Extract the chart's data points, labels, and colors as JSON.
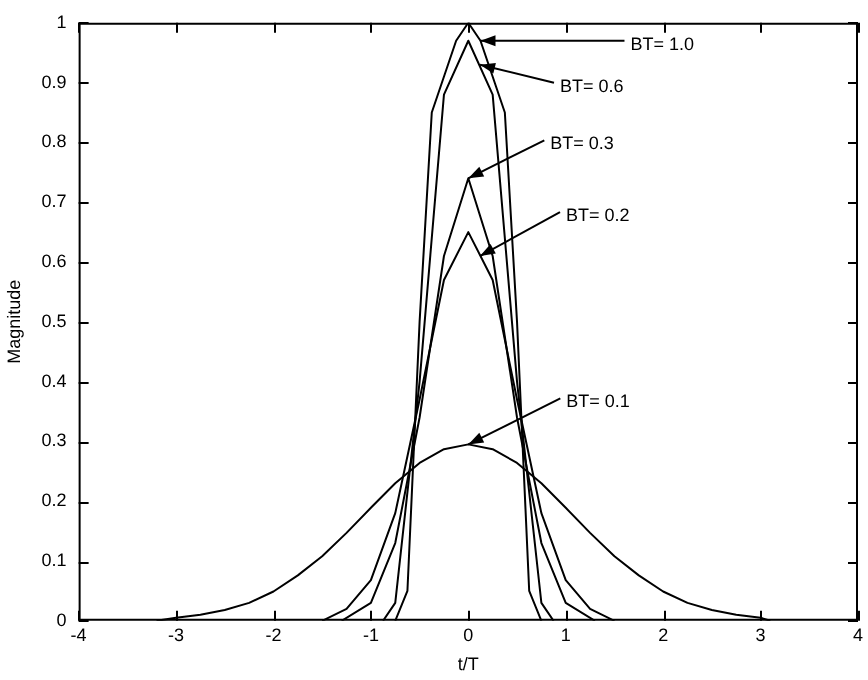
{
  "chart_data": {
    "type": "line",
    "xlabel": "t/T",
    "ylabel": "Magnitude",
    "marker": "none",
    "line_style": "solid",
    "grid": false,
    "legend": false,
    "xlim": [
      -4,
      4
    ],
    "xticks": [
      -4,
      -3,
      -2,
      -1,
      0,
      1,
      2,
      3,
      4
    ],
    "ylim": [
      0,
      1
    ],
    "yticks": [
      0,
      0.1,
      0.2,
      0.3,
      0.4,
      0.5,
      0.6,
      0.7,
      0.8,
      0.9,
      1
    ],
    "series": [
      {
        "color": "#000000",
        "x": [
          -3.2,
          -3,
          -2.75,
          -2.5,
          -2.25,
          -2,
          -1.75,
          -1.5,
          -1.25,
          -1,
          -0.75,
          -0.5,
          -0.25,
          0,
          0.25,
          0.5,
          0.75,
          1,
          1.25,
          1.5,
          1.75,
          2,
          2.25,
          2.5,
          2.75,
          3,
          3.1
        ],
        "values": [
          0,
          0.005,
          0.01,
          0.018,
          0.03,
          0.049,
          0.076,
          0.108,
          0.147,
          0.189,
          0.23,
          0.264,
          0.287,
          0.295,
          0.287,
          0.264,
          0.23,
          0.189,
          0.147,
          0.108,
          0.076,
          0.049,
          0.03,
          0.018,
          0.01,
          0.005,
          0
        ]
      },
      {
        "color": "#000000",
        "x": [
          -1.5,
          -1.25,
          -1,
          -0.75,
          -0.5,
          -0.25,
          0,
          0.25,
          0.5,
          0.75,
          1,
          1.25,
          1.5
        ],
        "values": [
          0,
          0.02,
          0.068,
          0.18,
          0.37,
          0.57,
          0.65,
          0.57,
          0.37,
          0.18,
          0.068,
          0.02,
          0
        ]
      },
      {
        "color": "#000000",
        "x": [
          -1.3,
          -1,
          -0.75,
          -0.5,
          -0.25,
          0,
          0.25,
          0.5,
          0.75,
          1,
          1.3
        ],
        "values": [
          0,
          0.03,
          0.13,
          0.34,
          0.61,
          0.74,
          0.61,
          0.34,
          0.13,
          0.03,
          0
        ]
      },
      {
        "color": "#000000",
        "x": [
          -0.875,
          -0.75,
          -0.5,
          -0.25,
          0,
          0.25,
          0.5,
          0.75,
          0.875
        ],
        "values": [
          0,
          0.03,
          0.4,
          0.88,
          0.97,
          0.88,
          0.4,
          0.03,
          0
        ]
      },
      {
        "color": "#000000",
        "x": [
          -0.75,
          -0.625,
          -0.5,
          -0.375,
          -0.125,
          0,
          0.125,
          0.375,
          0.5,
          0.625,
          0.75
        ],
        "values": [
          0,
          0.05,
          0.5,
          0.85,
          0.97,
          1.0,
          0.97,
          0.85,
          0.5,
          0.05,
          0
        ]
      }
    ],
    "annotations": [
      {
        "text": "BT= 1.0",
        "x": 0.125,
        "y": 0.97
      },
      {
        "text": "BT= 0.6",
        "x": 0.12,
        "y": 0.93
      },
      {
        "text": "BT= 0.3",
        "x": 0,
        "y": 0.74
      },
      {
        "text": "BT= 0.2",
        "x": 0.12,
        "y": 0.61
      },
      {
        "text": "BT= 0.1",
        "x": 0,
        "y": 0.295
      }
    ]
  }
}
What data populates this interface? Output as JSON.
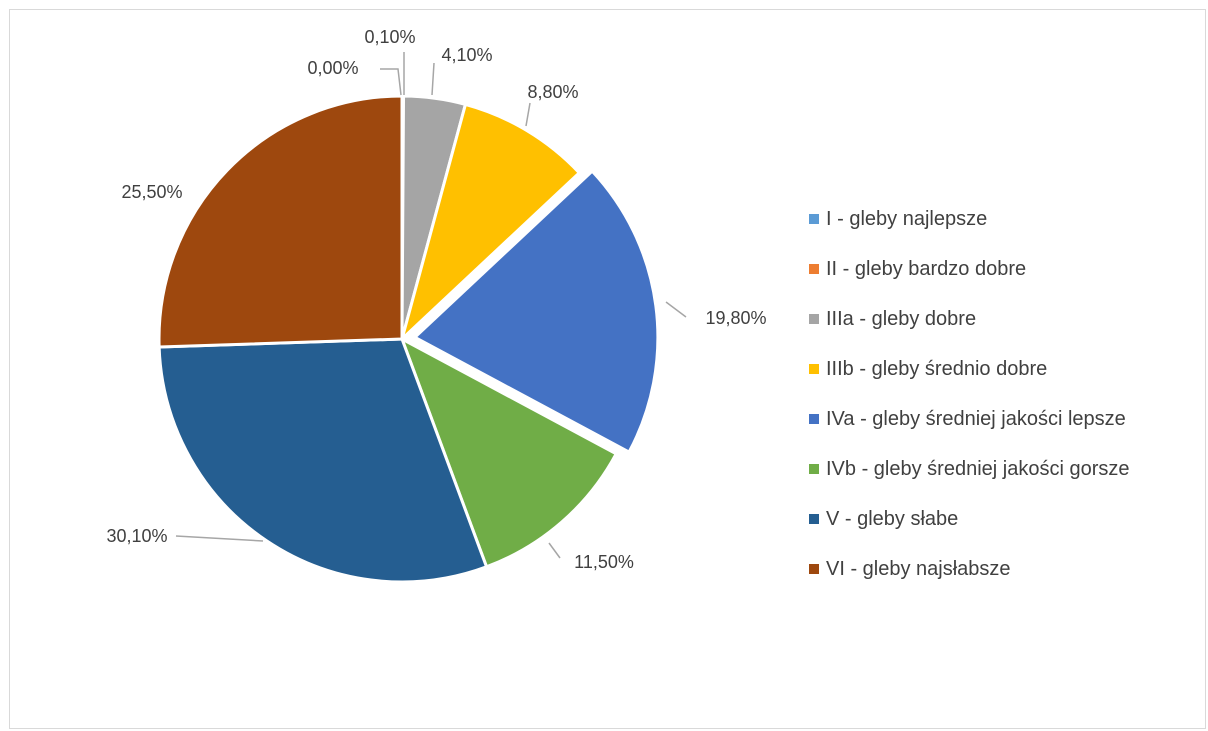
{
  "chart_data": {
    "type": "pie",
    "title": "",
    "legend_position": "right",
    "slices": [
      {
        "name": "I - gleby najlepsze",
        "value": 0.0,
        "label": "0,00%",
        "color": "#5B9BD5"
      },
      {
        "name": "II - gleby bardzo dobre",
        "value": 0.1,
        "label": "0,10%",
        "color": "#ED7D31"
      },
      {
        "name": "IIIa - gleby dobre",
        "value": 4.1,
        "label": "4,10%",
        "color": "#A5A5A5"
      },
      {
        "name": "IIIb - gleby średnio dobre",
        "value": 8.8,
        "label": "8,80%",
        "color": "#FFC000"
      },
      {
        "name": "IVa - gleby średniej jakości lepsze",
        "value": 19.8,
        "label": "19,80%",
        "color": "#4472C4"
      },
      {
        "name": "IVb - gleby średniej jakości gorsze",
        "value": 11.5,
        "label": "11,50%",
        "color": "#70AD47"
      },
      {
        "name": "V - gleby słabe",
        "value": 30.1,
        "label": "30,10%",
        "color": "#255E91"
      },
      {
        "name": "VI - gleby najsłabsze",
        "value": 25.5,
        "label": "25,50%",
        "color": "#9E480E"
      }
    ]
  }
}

---

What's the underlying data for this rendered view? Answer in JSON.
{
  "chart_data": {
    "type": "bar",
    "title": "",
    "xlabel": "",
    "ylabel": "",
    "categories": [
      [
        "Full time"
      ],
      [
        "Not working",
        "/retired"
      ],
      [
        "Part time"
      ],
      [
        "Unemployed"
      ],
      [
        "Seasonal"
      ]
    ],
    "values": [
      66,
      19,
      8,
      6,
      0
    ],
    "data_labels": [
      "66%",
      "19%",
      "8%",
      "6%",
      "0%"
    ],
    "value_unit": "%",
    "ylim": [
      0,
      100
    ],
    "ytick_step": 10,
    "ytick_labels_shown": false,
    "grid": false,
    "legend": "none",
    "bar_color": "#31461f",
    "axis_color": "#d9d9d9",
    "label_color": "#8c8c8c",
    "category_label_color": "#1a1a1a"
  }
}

» **Exercise**:
Copy all lines in the listing above where the string "JSON" appears.

» **Solution to the exercise**:
Extract the chart's data points, labels, and colors as JSON.
What data populates this interface? Output as JSON.
What's the underlying data for this rendered view? Answer in JSON.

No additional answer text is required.